═══ TASK INPUTS

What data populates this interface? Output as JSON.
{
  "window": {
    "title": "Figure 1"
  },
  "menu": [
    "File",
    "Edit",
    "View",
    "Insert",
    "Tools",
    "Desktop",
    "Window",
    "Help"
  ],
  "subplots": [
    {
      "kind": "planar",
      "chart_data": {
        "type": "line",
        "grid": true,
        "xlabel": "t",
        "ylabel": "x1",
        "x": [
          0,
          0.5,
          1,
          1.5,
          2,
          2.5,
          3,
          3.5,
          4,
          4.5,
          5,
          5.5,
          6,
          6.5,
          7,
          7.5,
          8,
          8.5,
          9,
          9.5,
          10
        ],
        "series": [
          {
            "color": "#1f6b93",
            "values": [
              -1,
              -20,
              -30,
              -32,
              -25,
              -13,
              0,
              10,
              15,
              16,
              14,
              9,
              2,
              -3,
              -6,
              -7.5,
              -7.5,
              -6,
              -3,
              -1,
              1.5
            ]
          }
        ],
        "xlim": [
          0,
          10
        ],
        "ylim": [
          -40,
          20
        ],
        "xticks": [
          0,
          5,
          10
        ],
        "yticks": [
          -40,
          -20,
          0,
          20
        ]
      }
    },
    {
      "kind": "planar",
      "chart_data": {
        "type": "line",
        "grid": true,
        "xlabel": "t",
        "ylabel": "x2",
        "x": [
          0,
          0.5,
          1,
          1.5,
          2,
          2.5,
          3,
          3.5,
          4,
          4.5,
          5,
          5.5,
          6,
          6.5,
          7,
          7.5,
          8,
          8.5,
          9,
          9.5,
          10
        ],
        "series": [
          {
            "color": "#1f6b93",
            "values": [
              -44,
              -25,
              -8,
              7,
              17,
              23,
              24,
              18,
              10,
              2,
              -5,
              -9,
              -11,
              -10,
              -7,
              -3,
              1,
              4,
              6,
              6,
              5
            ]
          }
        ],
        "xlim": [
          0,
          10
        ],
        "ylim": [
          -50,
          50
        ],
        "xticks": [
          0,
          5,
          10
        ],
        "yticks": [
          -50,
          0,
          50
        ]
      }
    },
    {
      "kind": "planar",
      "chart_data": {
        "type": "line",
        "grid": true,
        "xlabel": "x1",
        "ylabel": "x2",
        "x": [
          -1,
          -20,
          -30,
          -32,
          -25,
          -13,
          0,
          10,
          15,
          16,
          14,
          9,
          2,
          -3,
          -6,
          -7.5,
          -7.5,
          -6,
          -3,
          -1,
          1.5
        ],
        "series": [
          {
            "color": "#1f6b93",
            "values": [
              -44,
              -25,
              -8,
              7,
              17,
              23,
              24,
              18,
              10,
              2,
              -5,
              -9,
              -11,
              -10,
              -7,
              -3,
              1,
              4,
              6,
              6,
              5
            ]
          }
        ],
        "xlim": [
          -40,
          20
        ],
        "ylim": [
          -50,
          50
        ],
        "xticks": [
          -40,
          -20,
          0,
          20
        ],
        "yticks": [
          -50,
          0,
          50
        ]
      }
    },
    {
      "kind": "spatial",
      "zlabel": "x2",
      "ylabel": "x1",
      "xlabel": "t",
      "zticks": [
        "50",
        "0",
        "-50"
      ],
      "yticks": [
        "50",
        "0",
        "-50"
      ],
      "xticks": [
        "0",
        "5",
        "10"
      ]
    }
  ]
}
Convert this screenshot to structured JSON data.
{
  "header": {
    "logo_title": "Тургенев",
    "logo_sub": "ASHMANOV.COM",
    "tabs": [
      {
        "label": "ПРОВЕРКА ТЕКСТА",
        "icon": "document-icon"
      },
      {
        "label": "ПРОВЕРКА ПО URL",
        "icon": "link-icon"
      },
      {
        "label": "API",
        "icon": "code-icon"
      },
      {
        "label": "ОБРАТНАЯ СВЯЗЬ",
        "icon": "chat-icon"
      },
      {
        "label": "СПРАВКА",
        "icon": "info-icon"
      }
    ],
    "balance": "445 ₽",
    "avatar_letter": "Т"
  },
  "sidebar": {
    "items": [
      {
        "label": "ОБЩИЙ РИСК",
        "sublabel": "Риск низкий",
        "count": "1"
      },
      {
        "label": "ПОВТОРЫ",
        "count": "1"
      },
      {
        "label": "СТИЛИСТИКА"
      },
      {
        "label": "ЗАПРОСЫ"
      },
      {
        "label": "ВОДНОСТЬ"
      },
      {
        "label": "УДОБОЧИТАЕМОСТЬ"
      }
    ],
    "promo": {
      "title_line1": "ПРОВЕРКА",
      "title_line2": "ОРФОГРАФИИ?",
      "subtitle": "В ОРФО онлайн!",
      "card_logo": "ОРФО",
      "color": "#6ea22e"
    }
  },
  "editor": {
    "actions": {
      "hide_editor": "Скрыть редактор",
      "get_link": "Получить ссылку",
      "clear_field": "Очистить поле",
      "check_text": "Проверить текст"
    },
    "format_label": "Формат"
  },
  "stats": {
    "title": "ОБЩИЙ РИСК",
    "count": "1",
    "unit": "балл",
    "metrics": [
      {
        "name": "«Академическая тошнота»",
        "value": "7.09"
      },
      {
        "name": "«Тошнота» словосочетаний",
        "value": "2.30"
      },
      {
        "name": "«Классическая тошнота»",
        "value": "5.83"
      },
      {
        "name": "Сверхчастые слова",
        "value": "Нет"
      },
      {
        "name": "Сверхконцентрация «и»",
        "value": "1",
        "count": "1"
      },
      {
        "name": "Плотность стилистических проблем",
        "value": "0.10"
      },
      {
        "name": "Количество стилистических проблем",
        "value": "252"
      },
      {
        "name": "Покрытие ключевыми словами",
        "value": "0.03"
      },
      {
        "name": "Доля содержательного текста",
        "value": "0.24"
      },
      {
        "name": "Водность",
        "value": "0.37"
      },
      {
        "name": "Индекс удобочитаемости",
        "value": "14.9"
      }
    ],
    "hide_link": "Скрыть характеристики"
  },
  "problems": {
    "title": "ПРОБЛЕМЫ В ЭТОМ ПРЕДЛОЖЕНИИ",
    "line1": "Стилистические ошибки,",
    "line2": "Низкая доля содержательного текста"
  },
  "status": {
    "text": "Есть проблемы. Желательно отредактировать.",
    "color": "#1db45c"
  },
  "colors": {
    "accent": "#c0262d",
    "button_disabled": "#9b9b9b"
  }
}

══════

• **EXERCISE INSTRUCTIONS**: From the records above, extract each line exactly as shown.

• **RESPONSE TO THE TASK**:
What data populates this interface? Output as JSON.
{
  "window": {
    "title": "Figure 1"
  },
  "menu": [
    "File",
    "Edit",
    "View",
    "Insert",
    "Tools",
    "Desktop",
    "Window",
    "Help"
  ],
  "subplots": [
    {
      "kind": "planar",
      "chart_data": {
        "type": "line",
        "grid": true,
        "xlabel": "t",
        "ylabel": "x1",
        "x": [
          0,
          0.5,
          1,
          1.5,
          2,
          2.5,
          3,
          3.5,
          4,
          4.5,
          5,
          5.5,
          6,
          6.5,
          7,
          7.5,
          8,
          8.5,
          9,
          9.5,
          10
        ],
        "series": [
          {
            "color": "#1f6b93",
            "values": [
              -1,
              -20,
              -30,
              -32,
              -25,
              -13,
              0,
              10,
              15,
              16,
              14,
              9,
              2,
              -3,
              -6,
              -7.5,
              -7.5,
              -6,
              -3,
              -1,
              1.5
            ]
          }
        ],
        "xlim": [
          0,
          10
        ],
        "ylim": [
          -40,
          20
        ],
        "xticks": [
          0,
          5,
          10
        ],
        "yticks": [
          -40,
          -20,
          0,
          20
        ]
      }
    },
    {
      "kind": "planar",
      "chart_data": {
        "type": "line",
        "grid": true,
        "xlabel": "t",
        "ylabel": "x2",
        "x": [
          0,
          0.5,
          1,
          1.5,
          2,
          2.5,
          3,
          3.5,
          4,
          4.5,
          5,
          5.5,
          6,
          6.5,
          7,
          7.5,
          8,
          8.5,
          9,
          9.5,
          10
        ],
        "series": [
          {
            "color": "#1f6b93",
            "values": [
              -44,
              -25,
              -8,
              7,
              17,
              23,
              24,
              18,
              10,
              2,
              -5,
              -9,
              -11,
              -10,
              -7,
              -3,
              1,
              4,
              6,
              6,
              5
            ]
          }
        ],
        "xlim": [
          0,
          10
        ],
        "ylim": [
          -50,
          50
        ],
        "xticks": [
          0,
          5,
          10
        ],
        "yticks": [
          -50,
          0,
          50
        ]
      }
    },
    {
      "kind": "planar",
      "chart_data": {
        "type": "line",
        "grid": true,
        "xlabel": "x1",
        "ylabel": "x2",
        "x": [
          -1,
          -20,
          -30,
          -32,
          -25,
          -13,
          0,
          10,
          15,
          16,
          14,
          9,
          2,
          -3,
          -6,
          -7.5,
          -7.5,
          -6,
          -3,
          -1,
          1.5
        ],
        "series": [
          {
            "color": "#1f6b93",
            "values": [
              -44,
              -25,
              -8,
              7,
              17,
              23,
              24,
              18,
              10,
              2,
              -5,
              -9,
              -11,
              -10,
              -7,
              -3,
              1,
              4,
              6,
              6,
              5
            ]
          }
        ],
        "xlim": [
          -40,
          20
        ],
        "ylim": [
          -50,
          50
        ],
        "xticks": [
          -40,
          -20,
          0,
          20
        ],
        "yticks": [
          -50,
          0,
          50
        ]
      }
    },
    {
      "kind": "spatial",
      "zlabel": "x2",
      "ylabel": "x1",
      "xlabel": "t",
      "zticks": [
        "50",
        "0",
        "-50"
      ],
      "yticks": [
        "50",
        "0",
        "-50"
      ],
      "xticks": [
        "0",
        "5",
        "10"
      ]
    }
  ]
}
Convert this screenshot to structured JSON data.
{
  "header": {
    "logo_title": "Тургенев",
    "logo_sub": "ASHMANOV.COM",
    "tabs": [
      {
        "label": "ПРОВЕРКА ТЕКСТА",
        "icon": "document-icon"
      },
      {
        "label": "ПРОВЕРКА ПО URL",
        "icon": "link-icon"
      },
      {
        "label": "API",
        "icon": "code-icon"
      },
      {
        "label": "ОБРАТНАЯ СВЯЗЬ",
        "icon": "chat-icon"
      },
      {
        "label": "СПРАВКА",
        "icon": "info-icon"
      }
    ],
    "balance": "445 ₽",
    "avatar_letter": "Т"
  },
  "sidebar": {
    "items": [
      {
        "label": "ОБЩИЙ РИСК",
        "sublabel": "Риск низкий",
        "count": "1"
      },
      {
        "label": "ПОВТОРЫ",
        "count": "1"
      },
      {
        "label": "СТИЛИСТИКА"
      },
      {
        "label": "ЗАПРОСЫ"
      },
      {
        "label": "ВОДНОСТЬ"
      },
      {
        "label": "УДОБОЧИТАЕМОСТЬ"
      }
    ],
    "promo": {
      "title_line1": "ПРОВЕРКА",
      "title_line2": "ОРФОГРАФИИ?",
      "subtitle": "В ОРФО онлайн!",
      "card_logo": "ОРФО",
      "color": "#6ea22e"
    }
  },
  "editor": {
    "actions": {
      "hide_editor": "Скрыть редактор",
      "get_link": "Получить ссылку",
      "clear_field": "Очистить поле",
      "check_text": "Проверить текст"
    },
    "format_label": "Формат"
  },
  "stats": {
    "title": "ОБЩИЙ РИСК",
    "count": "1",
    "unit": "балл",
    "metrics": [
      {
        "name": "«Академическая тошнота»",
        "value": "7.09"
      },
      {
        "name": "«Тошнота» словосочетаний",
        "value": "2.30"
      },
      {
        "name": "«Классическая тошнота»",
        "value": "5.83"
      },
      {
        "name": "Сверхчастые слова",
        "value": "Нет"
      },
      {
        "name": "Сверхконцентрация «и»",
        "value": "1",
        "count": "1"
      },
      {
        "name": "Плотность стилистических проблем",
        "value": "0.10"
      },
      {
        "name": "Количество стилистических проблем",
        "value": "252"
      },
      {
        "name": "Покрытие ключевыми словами",
        "value": "0.03"
      },
      {
        "name": "Доля содержательного текста",
        "value": "0.24"
      },
      {
        "name": "Водность",
        "value": "0.37"
      },
      {
        "name": "Индекс удобочитаемости",
        "value": "14.9"
      }
    ],
    "hide_link": "Скрыть характеристики"
  },
  "problems": {
    "title": "ПРОБЛЕМЫ В ЭТОМ ПРЕДЛОЖЕНИИ",
    "line1": "Стилистические ошибки,",
    "line2": "Низкая доля содержательного текста"
  },
  "status": {
    "text": "Есть проблемы. Желательно отредактировать.",
    "color": "#1db45c"
  },
  "colors": {
    "accent": "#c0262d",
    "button_disabled": "#9b9b9b"
  }
}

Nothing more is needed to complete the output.